:: Written problem ::
Which lines include the word "duplicate"? Copy each of them.

___

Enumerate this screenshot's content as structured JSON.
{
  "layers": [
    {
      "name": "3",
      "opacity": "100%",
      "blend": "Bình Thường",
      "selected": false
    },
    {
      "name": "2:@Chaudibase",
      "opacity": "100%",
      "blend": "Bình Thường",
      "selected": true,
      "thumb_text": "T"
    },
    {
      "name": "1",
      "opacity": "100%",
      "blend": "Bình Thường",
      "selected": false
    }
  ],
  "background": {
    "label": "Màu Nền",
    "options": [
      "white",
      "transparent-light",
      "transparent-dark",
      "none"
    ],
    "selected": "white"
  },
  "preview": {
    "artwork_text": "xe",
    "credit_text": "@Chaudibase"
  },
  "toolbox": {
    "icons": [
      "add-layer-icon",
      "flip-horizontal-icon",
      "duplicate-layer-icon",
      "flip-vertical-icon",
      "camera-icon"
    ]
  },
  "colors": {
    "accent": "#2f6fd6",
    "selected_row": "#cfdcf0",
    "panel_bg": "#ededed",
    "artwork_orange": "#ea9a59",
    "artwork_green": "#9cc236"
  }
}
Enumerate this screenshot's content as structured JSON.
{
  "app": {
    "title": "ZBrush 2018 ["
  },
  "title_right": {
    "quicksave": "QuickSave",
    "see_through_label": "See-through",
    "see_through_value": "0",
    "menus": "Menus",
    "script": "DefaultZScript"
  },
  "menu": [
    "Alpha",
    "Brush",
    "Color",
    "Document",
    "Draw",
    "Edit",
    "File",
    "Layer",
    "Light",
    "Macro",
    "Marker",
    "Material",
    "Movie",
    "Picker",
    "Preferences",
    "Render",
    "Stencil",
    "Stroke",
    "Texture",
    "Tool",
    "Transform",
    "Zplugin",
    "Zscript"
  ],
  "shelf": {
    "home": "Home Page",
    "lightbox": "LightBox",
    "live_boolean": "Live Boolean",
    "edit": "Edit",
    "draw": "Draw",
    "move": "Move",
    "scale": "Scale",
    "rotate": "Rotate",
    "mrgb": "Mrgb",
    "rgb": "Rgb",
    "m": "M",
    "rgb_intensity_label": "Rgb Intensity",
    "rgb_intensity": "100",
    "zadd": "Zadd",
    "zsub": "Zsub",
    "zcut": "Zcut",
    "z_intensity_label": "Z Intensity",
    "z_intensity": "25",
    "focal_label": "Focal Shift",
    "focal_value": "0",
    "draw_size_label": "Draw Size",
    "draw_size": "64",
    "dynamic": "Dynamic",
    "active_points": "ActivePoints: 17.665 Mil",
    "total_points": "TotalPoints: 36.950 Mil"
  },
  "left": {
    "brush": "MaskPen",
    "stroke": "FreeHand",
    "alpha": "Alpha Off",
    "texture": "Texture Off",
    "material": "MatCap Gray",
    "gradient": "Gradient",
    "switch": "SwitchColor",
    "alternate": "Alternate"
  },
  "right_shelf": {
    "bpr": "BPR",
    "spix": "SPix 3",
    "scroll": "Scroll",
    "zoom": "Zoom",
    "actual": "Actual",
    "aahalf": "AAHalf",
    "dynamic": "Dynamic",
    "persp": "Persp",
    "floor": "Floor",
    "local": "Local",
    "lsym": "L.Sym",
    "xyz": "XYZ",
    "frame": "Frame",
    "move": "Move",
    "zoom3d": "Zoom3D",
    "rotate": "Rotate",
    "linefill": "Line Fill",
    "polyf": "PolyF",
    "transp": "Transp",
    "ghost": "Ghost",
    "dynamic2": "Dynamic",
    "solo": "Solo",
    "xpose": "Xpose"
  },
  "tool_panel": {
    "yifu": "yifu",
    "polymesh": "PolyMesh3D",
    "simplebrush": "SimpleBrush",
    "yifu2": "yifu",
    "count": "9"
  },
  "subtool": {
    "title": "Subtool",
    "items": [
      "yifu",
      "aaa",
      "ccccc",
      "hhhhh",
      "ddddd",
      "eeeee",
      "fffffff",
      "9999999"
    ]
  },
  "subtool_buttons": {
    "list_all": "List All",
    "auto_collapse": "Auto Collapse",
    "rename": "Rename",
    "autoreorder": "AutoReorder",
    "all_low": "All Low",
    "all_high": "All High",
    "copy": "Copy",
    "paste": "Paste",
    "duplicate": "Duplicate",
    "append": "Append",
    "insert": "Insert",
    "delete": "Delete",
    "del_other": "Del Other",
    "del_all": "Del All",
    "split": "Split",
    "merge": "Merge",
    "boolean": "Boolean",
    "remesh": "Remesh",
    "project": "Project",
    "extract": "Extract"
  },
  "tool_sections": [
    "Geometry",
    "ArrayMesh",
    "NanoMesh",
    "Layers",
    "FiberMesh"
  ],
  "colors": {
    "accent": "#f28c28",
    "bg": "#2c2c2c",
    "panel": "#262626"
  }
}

___

:: Result ::
      "duplicate-layer-icon",
    "duplicate": "Duplicate",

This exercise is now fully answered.